EXERCISE: Repeat the records below exactly, leaving out every picture.

PROVIDED DATA:
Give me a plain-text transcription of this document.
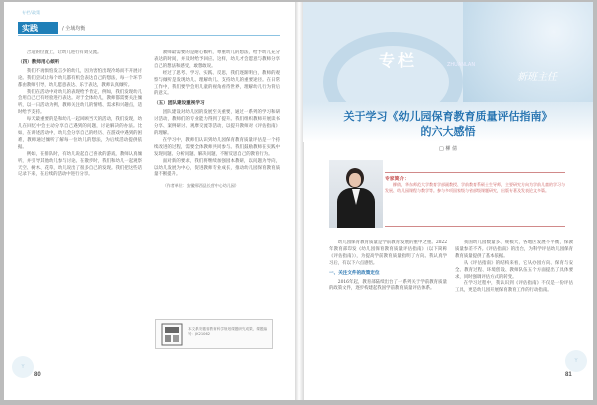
专栏/政策
实践	/ 全域均衡

合适的位置上，让幼儿进行有效交流。

（四）教师用心倾听

我们不再惧怕发言少的幼儿，因为害怕出现冷场而不开展讨论。我们尝试让每个幼儿都有机会表达自己的想法，每一个环节都由教师引导，幼儿愿意表达、乐于表达，教师认真倾听。

我们在活动中对幼儿的表现给予肯定，例如，我们发现幼儿会用自己已有经验进行表达。对于全体幼儿，教师都需要关注倾听，以一日活动为例，教师关注幼儿的情绪、需求和兴趣点，适时给予支持。

每天最重要的是和幼儿一起回顾当天的活动，我们发现，幼儿在回忆中会主动分享自己遇到的问题，讨论解决的办法。比如，在讲述活动中，幼儿会分享自己的经历、在游戏中遇到的困难，教师通过倾听了解每一位幼儿的想法，为后续活动提供依据。

例如，在排队时，有幼儿说起自己喜欢的游戏，教师认真倾听，并引导其他幼儿参与讨论。在散步时，我们和幼儿一起观察天空、树木、花草，幼儿说出了很多自己的发现。我们把这些话记录下来，在后续的活动中进行分享。

教师最需要的是耐心倾听，尊重幼儿的想法，给予幼儿充分表达的时间，并及时给予回应。这样，幼儿才会愿意与教师分享自己的想法和感受，敢想敢说。

经过了思考、学习、实践、反思，我们逐渐明白，教师的观察与倾听是发现幼儿、理解幼儿、支持幼儿的重要途径。在日常工作中，我们要学会用儿童的视角看待世界，理解幼儿行为背后的意义。

（五）团队建设重视学习

团队建设对幼儿园的发展至关重要，通过一系列的学习和研讨活动，教师们的专业能力得到了提升。我们组织教师开展读书分享、案例研讨、观摩交流等活动，以提升教师对《评估指南》的理解。

在学习中，教师们认识到幼儿园保育教育质量评估是一个持续改进的过程，需要全体教师共同参与。我们鼓励教师在实践中发现问题、分析问题、解决问题，不断反思自己的教育行为。

面对新的要求，我们将继续加强园本教研，以问题为导向，以幼儿发展为中心，促进教师专业成长，推动幼儿园保育教育质量不断提升。

（作者单位：安徽邢西县长营中心幼儿园）

本文系安徽省教育科学规划课题研究成果，课题编号：JK21062
Y
80
专栏	ZHUANLAN
新班主任
关于学习《幼儿园保育教育质量评估指南》
的六大感悟
□ 柳 倩
专家简介：
柳倩，华东师范大学教育学部副教授、学前教育系硕士生导师，主要研究方向为学前儿童的学习与发展、幼儿园课程与教学等。参与多项国家级与省部级课题研究，出版专著及发表论文多篇。

幼儿园保育教育质量是学前教育发展的重中之重。2022年教育部印发《幼儿园保育教育质量评估指南》（以下简称《评估指南》），为提高学前教育质量指明了方向。我认真学习后，有以下六点感悟。

一、关注文件的政策定位

2016年起，教育部陆续出台了一系列关于学前教育质量的政策文件，逐步构建起我国学前教育质量评估体系。

我国幼儿园数量多、规模大，各地区发展不平衡，保教质量参差不齐。《评估指南》的出台，为科学评估幼儿园保育教育质量提供了基本依据。

从《评估指南》的结构来看，它从办园方向、保育与安全、教育过程、环境创设、教师队伍五个方面提出了具体要求，同时强调评估方式的转变。

在学习过程中，我认识到《评估指南》不仅是一份评估工具，更是幼儿园开展保育教育工作的行动指南。

81
Y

SOLUTION FOR THIS TASK:
Give me a plain-text transcription of this document.
专栏/政策
实践	/ 全域均衡

合适的位置上，让幼儿进行有效交流。

（四）教师用心倾听

我们不再惧怕发言少的幼儿，因为害怕出现冷场而不开展讨论。我们尝试让每个幼儿都有机会表达自己的想法，每一个环节都由教师引导，幼儿愿意表达、乐于表达，教师认真倾听。

我们在活动中对幼儿的表现给予肯定，例如，我们发现幼儿会用自己已有经验进行表达。对于全体幼儿，教师都需要关注倾听，以一日活动为例，教师关注幼儿的情绪、需求和兴趣点，适时给予支持。

每天最重要的是和幼儿一起回顾当天的活动，我们发现，幼儿在回忆中会主动分享自己遇到的问题，讨论解决的办法。比如，在讲述活动中，幼儿会分享自己的经历、在游戏中遇到的困难，教师通过倾听了解每一位幼儿的想法，为后续活动提供依据。

例如，在排队时，有幼儿说起自己喜欢的游戏，教师认真倾听，并引导其他幼儿参与讨论。在散步时，我们和幼儿一起观察天空、树木、花草，幼儿说出了很多自己的发现。我们把这些话记录下来，在后续的活动中进行分享。

教师最需要的是耐心倾听，尊重幼儿的想法，给予幼儿充分表达的时间，并及时给予回应。这样，幼儿才会愿意与教师分享自己的想法和感受，敢想敢说。

经过了思考、学习、实践、反思，我们逐渐明白，教师的观察与倾听是发现幼儿、理解幼儿、支持幼儿的重要途径。在日常工作中，我们要学会用儿童的视角看待世界，理解幼儿行为背后的意义。

（五）团队建设重视学习

团队建设对幼儿园的发展至关重要，通过一系列的学习和研讨活动，教师们的专业能力得到了提升。我们组织教师开展读书分享、案例研讨、观摩交流等活动，以提升教师对《评估指南》的理解。

在学习中，教师们认识到幼儿园保育教育质量评估是一个持续改进的过程，需要全体教师共同参与。我们鼓励教师在实践中发现问题、分析问题、解决问题，不断反思自己的教育行为。

面对新的要求，我们将继续加强园本教研，以问题为导向，以幼儿发展为中心，促进教师专业成长，推动幼儿园保育教育质量不断提升。

（作者单位：安徽邢西县长营中心幼儿园）

本文系安徽省教育科学规划课题研究成果，课题编号：JK21062
Y
80
专栏	ZHUANLAN
新班主任
关于学习《幼儿园保育教育质量评估指南》
的六大感悟
□ 柳 倩
专家简介：
柳倩，华东师范大学教育学部副教授、学前教育系硕士生导师，主要研究方向为学前儿童的学习与发展、幼儿园课程与教学等。参与多项国家级与省部级课题研究，出版专著及发表论文多篇。

幼儿园保育教育质量是学前教育发展的重中之重。2022年教育部印发《幼儿园保育教育质量评估指南》（以下简称《评估指南》），为提高学前教育质量指明了方向。我认真学习后，有以下六点感悟。

一、关注文件的政策定位

2016年起，教育部陆续出台了一系列关于学前教育质量的政策文件，逐步构建起我国学前教育质量评估体系。

我国幼儿园数量多、规模大，各地区发展不平衡，保教质量参差不齐。《评估指南》的出台，为科学评估幼儿园保育教育质量提供了基本依据。

从《评估指南》的结构来看，它从办园方向、保育与安全、教育过程、环境创设、教师队伍五个方面提出了具体要求，同时强调评估方式的转变。

在学习过程中，我认识到《评估指南》不仅是一份评估工具，更是幼儿园开展保育教育工作的行动指南。

81
Y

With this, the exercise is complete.